■ Task description ■
From the entries below, copy every line where the string "label" appears.
__________
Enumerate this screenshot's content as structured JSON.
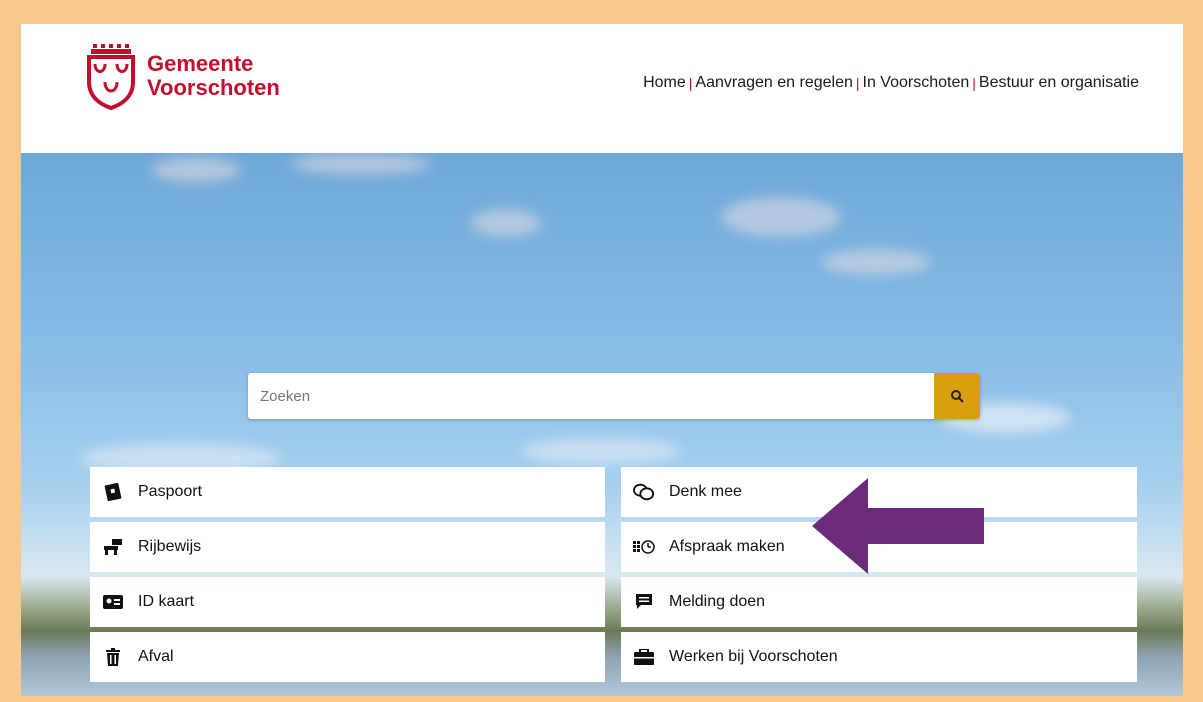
{
  "header": {
    "logo_text_line1": "Gemeente",
    "logo_text_line2": "Voorschoten",
    "nav": [
      "Home",
      "Aanvragen en regelen",
      "In Voorschoten",
      "Bestuur en organisatie"
    ]
  },
  "search": {
    "placeholder": "Zoeken"
  },
  "tiles_left": [
    {
      "label": "Paspoort",
      "icon": "passport-icon"
    },
    {
      "label": "Rijbewijs",
      "icon": "drivers-license-icon"
    },
    {
      "label": "ID kaart",
      "icon": "id-card-icon"
    },
    {
      "label": "Afval",
      "icon": "trash-icon"
    }
  ],
  "tiles_right": [
    {
      "label": "Denk mee",
      "icon": "chat-bubbles-icon"
    },
    {
      "label": "Afspraak maken",
      "icon": "appointment-calendar-icon"
    },
    {
      "label": "Melding doen",
      "icon": "message-icon"
    },
    {
      "label": "Werken bij Voorschoten",
      "icon": "briefcase-icon"
    }
  ],
  "colors": {
    "brand": "#c0102e",
    "accent": "#d99e0e",
    "frame": "#f7c98f",
    "annotation_arrow": "#6b2a7a"
  }
}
__________
■ Solution to this problem ■
      "label": "Paspoort",
      "label": "Rijbewijs",
      "label": "ID kaart",
      "label": "Afval",
      "label": "Denk mee",
      "label": "Afspraak maken",
      "label": "Melding doen",
      "label": "Werken bij Voorschoten",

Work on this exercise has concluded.